Work to do
Scan the entries below and report only how many lines contain "JSON".

Working data
• • • •
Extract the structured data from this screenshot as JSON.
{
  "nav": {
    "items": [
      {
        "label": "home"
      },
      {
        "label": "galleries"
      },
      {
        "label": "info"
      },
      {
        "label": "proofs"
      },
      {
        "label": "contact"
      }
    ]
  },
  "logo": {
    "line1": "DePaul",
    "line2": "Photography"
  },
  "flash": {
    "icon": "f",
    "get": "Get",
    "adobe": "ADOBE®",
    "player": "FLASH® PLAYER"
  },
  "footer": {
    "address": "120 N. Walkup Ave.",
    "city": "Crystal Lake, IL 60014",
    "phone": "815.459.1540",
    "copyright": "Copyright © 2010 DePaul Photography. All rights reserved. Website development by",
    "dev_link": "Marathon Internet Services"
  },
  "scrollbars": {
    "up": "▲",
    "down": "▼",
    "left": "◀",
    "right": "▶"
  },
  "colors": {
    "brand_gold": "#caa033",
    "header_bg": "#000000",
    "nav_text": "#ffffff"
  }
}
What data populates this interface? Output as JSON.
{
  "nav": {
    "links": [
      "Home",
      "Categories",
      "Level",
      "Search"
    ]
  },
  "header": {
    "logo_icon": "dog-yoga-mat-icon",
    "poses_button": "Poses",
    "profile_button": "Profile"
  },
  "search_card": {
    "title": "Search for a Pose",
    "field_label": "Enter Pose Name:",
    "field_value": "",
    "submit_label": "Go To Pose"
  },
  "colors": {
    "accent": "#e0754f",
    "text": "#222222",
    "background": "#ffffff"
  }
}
• • • •
Solved exercise
2